┌──

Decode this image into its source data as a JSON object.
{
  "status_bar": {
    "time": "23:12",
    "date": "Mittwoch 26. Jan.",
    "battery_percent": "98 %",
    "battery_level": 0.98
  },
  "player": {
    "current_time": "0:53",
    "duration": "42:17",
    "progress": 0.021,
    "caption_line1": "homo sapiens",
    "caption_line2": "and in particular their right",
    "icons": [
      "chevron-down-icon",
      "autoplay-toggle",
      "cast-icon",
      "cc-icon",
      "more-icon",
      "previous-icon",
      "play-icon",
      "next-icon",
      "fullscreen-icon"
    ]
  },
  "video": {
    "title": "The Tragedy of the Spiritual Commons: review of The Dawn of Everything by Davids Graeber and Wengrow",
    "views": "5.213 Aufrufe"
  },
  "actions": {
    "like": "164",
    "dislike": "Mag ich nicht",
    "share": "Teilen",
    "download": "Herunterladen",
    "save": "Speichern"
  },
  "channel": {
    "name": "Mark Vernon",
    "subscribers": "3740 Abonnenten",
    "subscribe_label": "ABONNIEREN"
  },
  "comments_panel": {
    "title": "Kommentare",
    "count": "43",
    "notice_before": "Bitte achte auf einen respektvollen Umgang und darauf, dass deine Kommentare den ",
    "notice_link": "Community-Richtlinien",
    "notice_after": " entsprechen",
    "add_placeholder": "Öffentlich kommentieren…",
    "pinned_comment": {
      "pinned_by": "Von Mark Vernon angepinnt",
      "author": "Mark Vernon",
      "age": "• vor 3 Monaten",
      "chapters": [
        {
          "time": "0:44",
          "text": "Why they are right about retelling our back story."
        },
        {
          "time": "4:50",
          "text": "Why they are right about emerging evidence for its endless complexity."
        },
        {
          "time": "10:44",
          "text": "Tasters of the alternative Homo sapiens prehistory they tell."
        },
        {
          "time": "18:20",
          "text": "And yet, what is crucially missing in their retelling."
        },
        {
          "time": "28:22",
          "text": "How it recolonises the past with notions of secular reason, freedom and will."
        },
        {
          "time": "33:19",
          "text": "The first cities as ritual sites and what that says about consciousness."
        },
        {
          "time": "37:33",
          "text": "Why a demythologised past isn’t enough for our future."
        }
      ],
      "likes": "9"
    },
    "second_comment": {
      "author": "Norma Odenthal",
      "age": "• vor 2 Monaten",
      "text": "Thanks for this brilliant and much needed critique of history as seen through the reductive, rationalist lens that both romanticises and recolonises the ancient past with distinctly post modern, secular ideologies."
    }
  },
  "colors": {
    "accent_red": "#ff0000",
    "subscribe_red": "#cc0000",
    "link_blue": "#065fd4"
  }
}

└──

**Exercise aim**:
Give the number of lines containing the word "retelling". No other answer is needed.

**Exercise output**:
2